-- Written problem --
Write out every entry word for word.

-- Records provided --
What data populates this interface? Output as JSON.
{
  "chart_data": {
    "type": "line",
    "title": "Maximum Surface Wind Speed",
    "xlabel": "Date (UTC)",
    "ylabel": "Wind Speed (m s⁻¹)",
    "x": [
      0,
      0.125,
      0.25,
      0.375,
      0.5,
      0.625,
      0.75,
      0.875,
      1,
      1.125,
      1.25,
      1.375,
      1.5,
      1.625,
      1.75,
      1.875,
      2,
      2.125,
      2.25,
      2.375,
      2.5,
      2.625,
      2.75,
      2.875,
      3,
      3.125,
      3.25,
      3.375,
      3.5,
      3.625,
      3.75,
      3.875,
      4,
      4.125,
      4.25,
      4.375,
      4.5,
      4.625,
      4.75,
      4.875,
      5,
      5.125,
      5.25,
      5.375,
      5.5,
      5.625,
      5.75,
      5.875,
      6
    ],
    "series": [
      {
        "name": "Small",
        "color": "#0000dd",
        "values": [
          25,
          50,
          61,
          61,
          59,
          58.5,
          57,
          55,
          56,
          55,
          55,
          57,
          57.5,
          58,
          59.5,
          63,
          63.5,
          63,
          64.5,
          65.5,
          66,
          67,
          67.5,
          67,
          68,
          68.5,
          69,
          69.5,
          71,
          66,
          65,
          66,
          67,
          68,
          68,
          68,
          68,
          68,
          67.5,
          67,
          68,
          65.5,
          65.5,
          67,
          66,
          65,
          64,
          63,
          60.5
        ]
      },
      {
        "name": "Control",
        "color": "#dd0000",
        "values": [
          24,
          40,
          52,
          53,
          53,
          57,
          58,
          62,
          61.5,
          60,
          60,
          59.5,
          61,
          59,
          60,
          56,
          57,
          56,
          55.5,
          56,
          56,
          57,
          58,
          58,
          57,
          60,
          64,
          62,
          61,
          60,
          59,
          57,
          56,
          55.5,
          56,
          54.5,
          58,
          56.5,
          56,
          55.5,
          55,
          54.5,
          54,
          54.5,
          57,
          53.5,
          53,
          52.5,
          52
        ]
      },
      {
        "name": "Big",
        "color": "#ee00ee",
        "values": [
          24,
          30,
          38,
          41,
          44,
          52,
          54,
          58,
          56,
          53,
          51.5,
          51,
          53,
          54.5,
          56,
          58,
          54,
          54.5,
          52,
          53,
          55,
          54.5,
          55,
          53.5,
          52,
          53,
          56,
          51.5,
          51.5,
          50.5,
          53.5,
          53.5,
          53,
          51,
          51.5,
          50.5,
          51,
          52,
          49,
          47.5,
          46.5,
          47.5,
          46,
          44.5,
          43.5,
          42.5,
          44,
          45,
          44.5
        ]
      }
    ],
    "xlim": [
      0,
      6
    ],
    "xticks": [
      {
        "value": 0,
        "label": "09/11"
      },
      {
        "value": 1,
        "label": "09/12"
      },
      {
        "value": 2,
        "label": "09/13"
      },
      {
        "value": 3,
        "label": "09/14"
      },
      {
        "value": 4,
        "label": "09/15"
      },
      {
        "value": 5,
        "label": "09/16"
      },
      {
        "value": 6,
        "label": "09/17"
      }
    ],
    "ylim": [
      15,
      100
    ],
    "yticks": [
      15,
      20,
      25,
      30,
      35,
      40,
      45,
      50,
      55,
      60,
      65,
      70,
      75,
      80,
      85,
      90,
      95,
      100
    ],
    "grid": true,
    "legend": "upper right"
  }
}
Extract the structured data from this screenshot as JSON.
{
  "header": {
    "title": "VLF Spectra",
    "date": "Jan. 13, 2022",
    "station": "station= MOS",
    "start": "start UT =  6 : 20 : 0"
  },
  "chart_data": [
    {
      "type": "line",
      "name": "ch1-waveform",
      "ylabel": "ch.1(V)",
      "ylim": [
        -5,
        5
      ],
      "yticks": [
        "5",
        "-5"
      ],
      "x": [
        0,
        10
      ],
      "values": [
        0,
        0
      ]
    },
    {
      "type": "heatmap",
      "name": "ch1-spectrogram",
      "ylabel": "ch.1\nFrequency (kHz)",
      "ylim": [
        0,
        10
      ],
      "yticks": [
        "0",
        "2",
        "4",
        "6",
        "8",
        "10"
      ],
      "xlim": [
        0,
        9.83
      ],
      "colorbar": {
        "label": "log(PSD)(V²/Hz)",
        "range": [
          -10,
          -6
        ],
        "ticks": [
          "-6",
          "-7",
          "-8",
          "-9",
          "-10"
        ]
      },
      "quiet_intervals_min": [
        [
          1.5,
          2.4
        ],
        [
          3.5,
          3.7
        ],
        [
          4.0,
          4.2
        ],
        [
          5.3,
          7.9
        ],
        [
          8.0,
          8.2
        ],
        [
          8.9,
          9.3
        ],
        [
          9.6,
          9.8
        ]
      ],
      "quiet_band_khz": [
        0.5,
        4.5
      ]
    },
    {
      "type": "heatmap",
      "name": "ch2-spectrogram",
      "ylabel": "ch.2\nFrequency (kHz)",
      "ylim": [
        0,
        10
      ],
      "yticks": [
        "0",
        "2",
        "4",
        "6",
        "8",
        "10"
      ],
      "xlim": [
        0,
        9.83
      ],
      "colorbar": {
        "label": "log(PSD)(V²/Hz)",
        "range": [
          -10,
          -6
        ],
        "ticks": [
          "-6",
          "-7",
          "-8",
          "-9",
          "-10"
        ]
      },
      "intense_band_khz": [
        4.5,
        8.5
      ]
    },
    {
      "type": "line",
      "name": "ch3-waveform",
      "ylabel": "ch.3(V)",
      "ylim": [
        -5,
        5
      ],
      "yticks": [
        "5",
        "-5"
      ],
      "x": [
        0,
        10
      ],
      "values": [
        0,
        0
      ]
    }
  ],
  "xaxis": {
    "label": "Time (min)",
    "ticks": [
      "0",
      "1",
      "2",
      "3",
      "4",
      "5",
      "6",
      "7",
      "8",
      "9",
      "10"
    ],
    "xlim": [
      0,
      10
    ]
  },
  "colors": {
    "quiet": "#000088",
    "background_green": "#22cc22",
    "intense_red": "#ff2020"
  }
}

-- Solution --
What data populates this interface? Output as JSON.
{
  "chart_data": {
    "type": "line",
    "title": "Maximum Surface Wind Speed",
    "xlabel": "Date (UTC)",
    "ylabel": "Wind Speed (m s⁻¹)",
    "x": [
      0,
      0.125,
      0.25,
      0.375,
      0.5,
      0.625,
      0.75,
      0.875,
      1,
      1.125,
      1.25,
      1.375,
      1.5,
      1.625,
      1.75,
      1.875,
      2,
      2.125,
      2.25,
      2.375,
      2.5,
      2.625,
      2.75,
      2.875,
      3,
      3.125,
      3.25,
      3.375,
      3.5,
      3.625,
      3.75,
      3.875,
      4,
      4.125,
      4.25,
      4.375,
      4.5,
      4.625,
      4.75,
      4.875,
      5,
      5.125,
      5.25,
      5.375,
      5.5,
      5.625,
      5.75,
      5.875,
      6
    ],
    "series": [
      {
        "name": "Small",
        "color": "#0000dd",
        "values": [
          25,
          50,
          61,
          61,
          59,
          58.5,
          57,
          55,
          56,
          55,
          55,
          57,
          57.5,
          58,
          59.5,
          63,
          63.5,
          63,
          64.5,
          65.5,
          66,
          67,
          67.5,
          67,
          68,
          68.5,
          69,
          69.5,
          71,
          66,
          65,
          66,
          67,
          68,
          68,
          68,
          68,
          68,
          67.5,
          67,
          68,
          65.5,
          65.5,
          67,
          66,
          65,
          64,
          63,
          60.5
        ]
      },
      {
        "name": "Control",
        "color": "#dd0000",
        "values": [
          24,
          40,
          52,
          53,
          53,
          57,
          58,
          62,
          61.5,
          60,
          60,
          59.5,
          61,
          59,
          60,
          56,
          57,
          56,
          55.5,
          56,
          56,
          57,
          58,
          58,
          57,
          60,
          64,
          62,
          61,
          60,
          59,
          57,
          56,
          55.5,
          56,
          54.5,
          58,
          56.5,
          56,
          55.5,
          55,
          54.5,
          54,
          54.5,
          57,
          53.5,
          53,
          52.5,
          52
        ]
      },
      {
        "name": "Big",
        "color": "#ee00ee",
        "values": [
          24,
          30,
          38,
          41,
          44,
          52,
          54,
          58,
          56,
          53,
          51.5,
          51,
          53,
          54.5,
          56,
          58,
          54,
          54.5,
          52,
          53,
          55,
          54.5,
          55,
          53.5,
          52,
          53,
          56,
          51.5,
          51.5,
          50.5,
          53.5,
          53.5,
          53,
          51,
          51.5,
          50.5,
          51,
          52,
          49,
          47.5,
          46.5,
          47.5,
          46,
          44.5,
          43.5,
          42.5,
          44,
          45,
          44.5
        ]
      }
    ],
    "xlim": [
      0,
      6
    ],
    "xticks": [
      {
        "value": 0,
        "label": "09/11"
      },
      {
        "value": 1,
        "label": "09/12"
      },
      {
        "value": 2,
        "label": "09/13"
      },
      {
        "value": 3,
        "label": "09/14"
      },
      {
        "value": 4,
        "label": "09/15"
      },
      {
        "value": 5,
        "label": "09/16"
      },
      {
        "value": 6,
        "label": "09/17"
      }
    ],
    "ylim": [
      15,
      100
    ],
    "yticks": [
      15,
      20,
      25,
      30,
      35,
      40,
      45,
      50,
      55,
      60,
      65,
      70,
      75,
      80,
      85,
      90,
      95,
      100
    ],
    "grid": true,
    "legend": "upper right"
  }
}
Extract the structured data from this screenshot as JSON.
{
  "header": {
    "title": "VLF Spectra",
    "date": "Jan. 13, 2022",
    "station": "station= MOS",
    "start": "start UT =  6 : 20 : 0"
  },
  "chart_data": [
    {
      "type": "line",
      "name": "ch1-waveform",
      "ylabel": "ch.1(V)",
      "ylim": [
        -5,
        5
      ],
      "yticks": [
        "5",
        "-5"
      ],
      "x": [
        0,
        10
      ],
      "values": [
        0,
        0
      ]
    },
    {
      "type": "heatmap",
      "name": "ch1-spectrogram",
      "ylabel": "ch.1\nFrequency (kHz)",
      "ylim": [
        0,
        10
      ],
      "yticks": [
        "0",
        "2",
        "4",
        "6",
        "8",
        "10"
      ],
      "xlim": [
        0,
        9.83
      ],
      "colorbar": {
        "label": "log(PSD)(V²/Hz)",
        "range": [
          -10,
          -6
        ],
        "ticks": [
          "-6",
          "-7",
          "-8",
          "-9",
          "-10"
        ]
      },
      "quiet_intervals_min": [
        [
          1.5,
          2.4
        ],
        [
          3.5,
          3.7
        ],
        [
          4.0,
          4.2
        ],
        [
          5.3,
          7.9
        ],
        [
          8.0,
          8.2
        ],
        [
          8.9,
          9.3
        ],
        [
          9.6,
          9.8
        ]
      ],
      "quiet_band_khz": [
        0.5,
        4.5
      ]
    },
    {
      "type": "heatmap",
      "name": "ch2-spectrogram",
      "ylabel": "ch.2\nFrequency (kHz)",
      "ylim": [
        0,
        10
      ],
      "yticks": [
        "0",
        "2",
        "4",
        "6",
        "8",
        "10"
      ],
      "xlim": [
        0,
        9.83
      ],
      "colorbar": {
        "label": "log(PSD)(V²/Hz)",
        "range": [
          -10,
          -6
        ],
        "ticks": [
          "-6",
          "-7",
          "-8",
          "-9",
          "-10"
        ]
      },
      "intense_band_khz": [
        4.5,
        8.5
      ]
    },
    {
      "type": "line",
      "name": "ch3-waveform",
      "ylabel": "ch.3(V)",
      "ylim": [
        -5,
        5
      ],
      "yticks": [
        "5",
        "-5"
      ],
      "x": [
        0,
        10
      ],
      "values": [
        0,
        0
      ]
    }
  ],
  "xaxis": {
    "label": "Time (min)",
    "ticks": [
      "0",
      "1",
      "2",
      "3",
      "4",
      "5",
      "6",
      "7",
      "8",
      "9",
      "10"
    ],
    "xlim": [
      0,
      10
    ]
  },
  "colors": {
    "quiet": "#000088",
    "background_green": "#22cc22",
    "intense_red": "#ff2020"
  }
}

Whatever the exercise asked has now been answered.